[GIVEN TASK]
Go through the entries one line at a time, and gather every line that has the word "della".

[DATA SHOWN]
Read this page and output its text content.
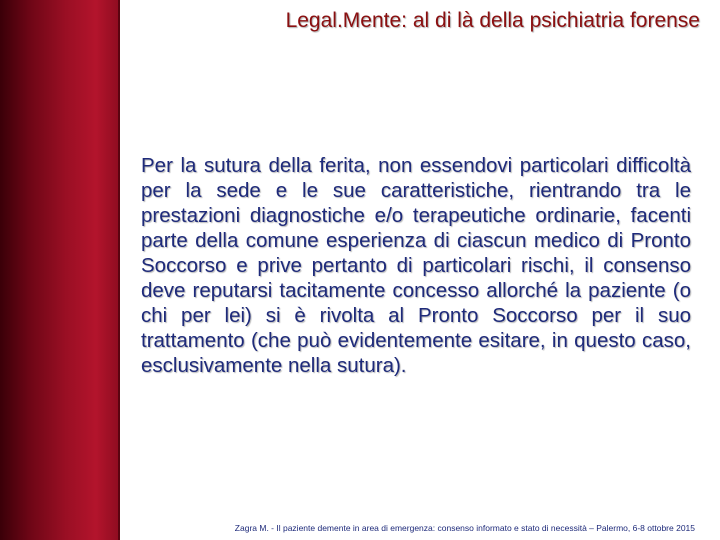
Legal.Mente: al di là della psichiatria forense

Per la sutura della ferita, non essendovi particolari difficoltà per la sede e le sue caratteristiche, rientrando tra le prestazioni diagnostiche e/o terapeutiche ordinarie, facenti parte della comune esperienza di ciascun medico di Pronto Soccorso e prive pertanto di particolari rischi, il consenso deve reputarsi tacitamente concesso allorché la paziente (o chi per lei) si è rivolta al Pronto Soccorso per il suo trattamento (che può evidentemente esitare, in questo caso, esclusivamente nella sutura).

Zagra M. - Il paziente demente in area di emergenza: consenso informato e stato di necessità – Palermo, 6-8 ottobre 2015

==

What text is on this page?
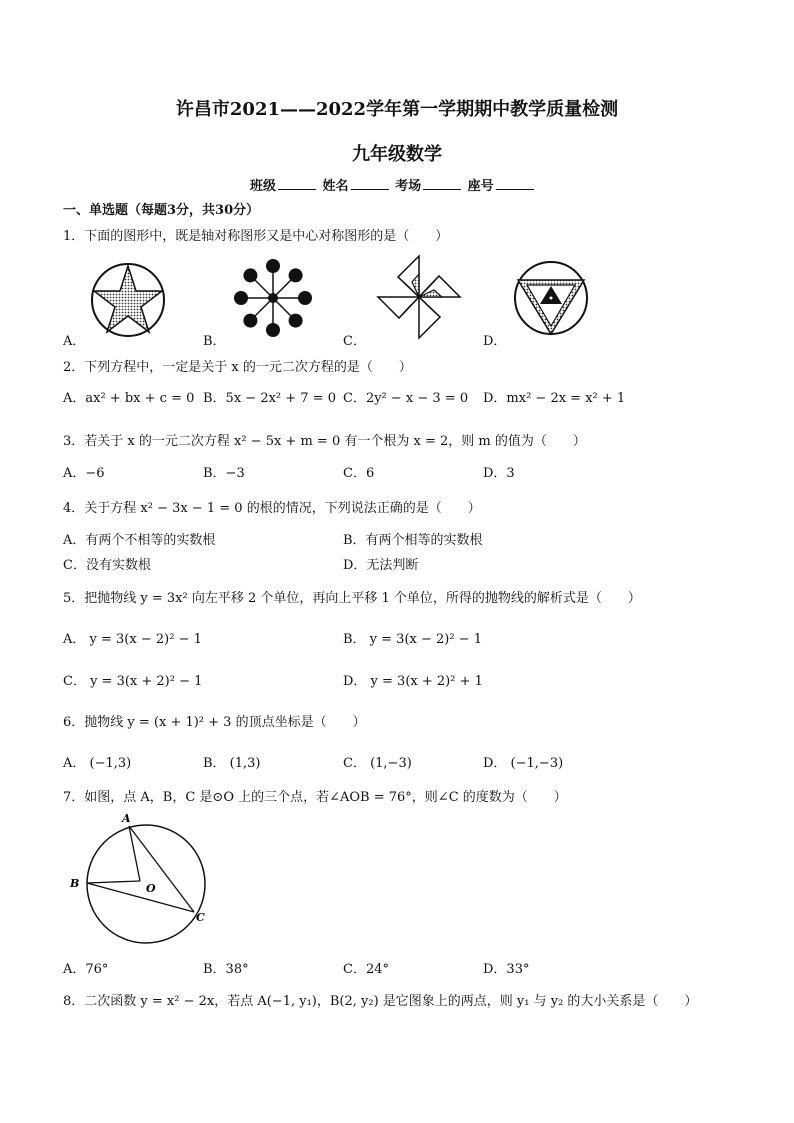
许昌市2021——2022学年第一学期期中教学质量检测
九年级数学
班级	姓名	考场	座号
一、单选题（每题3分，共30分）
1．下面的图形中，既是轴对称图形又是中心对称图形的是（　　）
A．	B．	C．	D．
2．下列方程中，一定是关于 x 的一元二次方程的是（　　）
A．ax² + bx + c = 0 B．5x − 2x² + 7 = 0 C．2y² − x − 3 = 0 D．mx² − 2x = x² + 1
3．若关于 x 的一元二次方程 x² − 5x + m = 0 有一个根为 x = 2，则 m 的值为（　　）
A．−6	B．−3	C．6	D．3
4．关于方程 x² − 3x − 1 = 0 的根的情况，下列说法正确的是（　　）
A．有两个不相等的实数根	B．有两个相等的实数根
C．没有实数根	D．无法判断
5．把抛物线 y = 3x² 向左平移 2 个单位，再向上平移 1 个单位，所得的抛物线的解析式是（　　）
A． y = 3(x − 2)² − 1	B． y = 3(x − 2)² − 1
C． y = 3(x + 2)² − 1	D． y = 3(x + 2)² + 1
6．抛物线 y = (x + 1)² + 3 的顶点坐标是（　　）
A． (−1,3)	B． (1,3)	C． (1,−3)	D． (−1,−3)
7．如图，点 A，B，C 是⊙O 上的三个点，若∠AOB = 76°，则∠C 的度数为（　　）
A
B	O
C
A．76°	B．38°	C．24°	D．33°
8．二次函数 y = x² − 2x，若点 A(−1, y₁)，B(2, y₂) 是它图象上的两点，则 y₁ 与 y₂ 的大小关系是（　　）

...

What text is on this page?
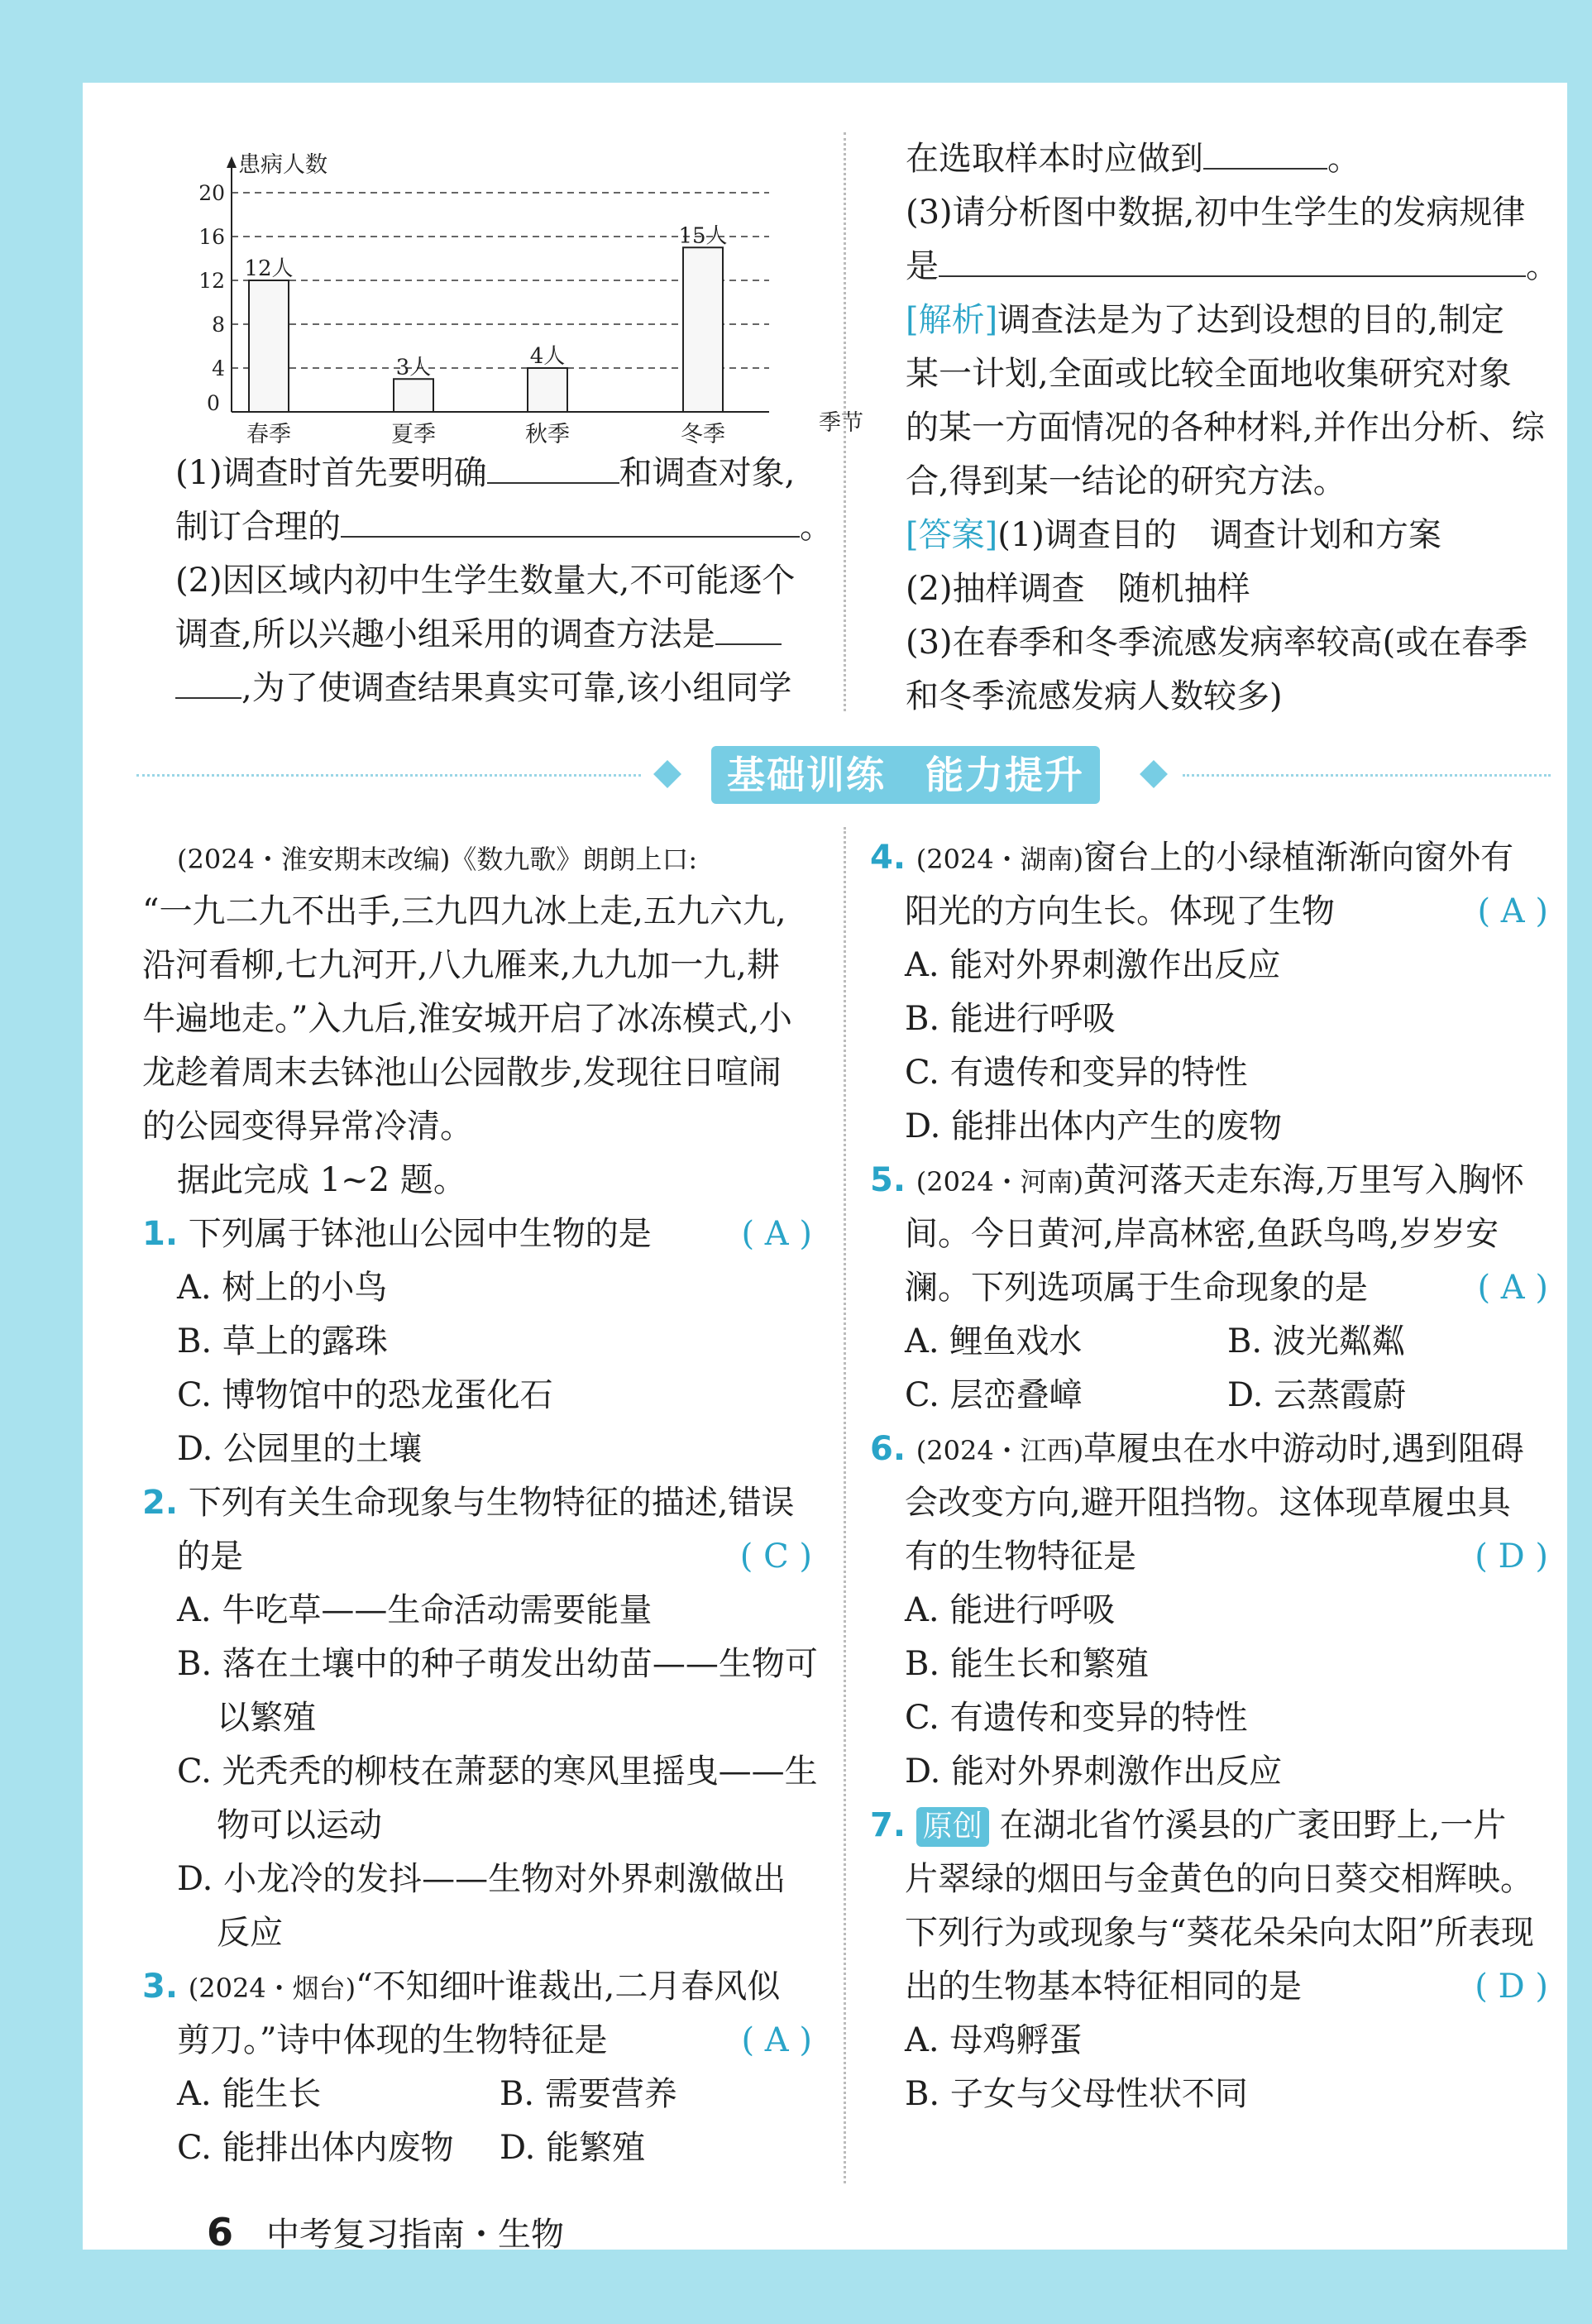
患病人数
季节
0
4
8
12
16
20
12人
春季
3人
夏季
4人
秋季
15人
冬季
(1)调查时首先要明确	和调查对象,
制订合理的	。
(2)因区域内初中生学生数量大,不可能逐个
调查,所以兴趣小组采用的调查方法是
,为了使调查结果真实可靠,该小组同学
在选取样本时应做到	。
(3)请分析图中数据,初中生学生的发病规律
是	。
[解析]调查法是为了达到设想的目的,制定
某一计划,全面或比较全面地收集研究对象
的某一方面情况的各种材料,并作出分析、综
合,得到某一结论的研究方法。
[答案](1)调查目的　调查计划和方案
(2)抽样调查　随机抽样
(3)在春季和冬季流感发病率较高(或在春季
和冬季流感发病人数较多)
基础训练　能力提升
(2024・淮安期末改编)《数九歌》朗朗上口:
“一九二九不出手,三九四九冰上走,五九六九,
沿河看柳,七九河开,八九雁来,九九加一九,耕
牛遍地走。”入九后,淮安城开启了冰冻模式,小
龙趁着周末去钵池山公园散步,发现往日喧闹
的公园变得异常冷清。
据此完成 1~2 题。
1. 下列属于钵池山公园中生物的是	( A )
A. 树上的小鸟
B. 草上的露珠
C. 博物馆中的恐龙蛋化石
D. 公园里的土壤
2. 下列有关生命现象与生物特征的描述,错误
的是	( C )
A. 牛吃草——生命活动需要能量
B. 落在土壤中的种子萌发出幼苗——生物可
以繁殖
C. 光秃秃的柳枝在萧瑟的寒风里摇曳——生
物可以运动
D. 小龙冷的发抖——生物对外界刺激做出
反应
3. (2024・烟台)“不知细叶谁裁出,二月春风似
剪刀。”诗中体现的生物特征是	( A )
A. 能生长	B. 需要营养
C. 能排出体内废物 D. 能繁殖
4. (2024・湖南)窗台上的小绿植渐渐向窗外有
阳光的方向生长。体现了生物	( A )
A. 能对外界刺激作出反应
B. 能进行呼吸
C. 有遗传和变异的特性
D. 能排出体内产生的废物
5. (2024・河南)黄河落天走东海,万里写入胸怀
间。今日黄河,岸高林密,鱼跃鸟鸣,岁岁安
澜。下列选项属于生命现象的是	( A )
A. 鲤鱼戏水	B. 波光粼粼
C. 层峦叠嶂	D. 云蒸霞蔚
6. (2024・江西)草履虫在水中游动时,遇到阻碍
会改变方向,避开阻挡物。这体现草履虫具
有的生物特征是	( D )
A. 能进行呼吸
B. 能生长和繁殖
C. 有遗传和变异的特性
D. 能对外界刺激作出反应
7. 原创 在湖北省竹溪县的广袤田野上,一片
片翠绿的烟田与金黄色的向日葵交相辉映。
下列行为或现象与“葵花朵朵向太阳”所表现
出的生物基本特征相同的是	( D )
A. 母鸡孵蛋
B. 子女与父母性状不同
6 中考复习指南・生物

[RESULT OF THIS EXERCISE]
Legal.Mente: al di là della psichiatria forense
Per la sutura della ferita, non essendovi particolari difficoltà per la sede e le sue caratteristiche, rientrando tra le prestazioni diagnostiche e/o terapeutiche ordinarie, facenti parte della comune esperienza di ciascun medico di Pronto Soccorso e prive pertanto di particolari rischi, il consenso deve reputarsi tacitamente concesso allorché la paziente (o chi per lei) si è rivolta al Pronto Soccorso per il suo trattamento (che può evidentemente esitare, in questo caso, esclusivamente nella sutura).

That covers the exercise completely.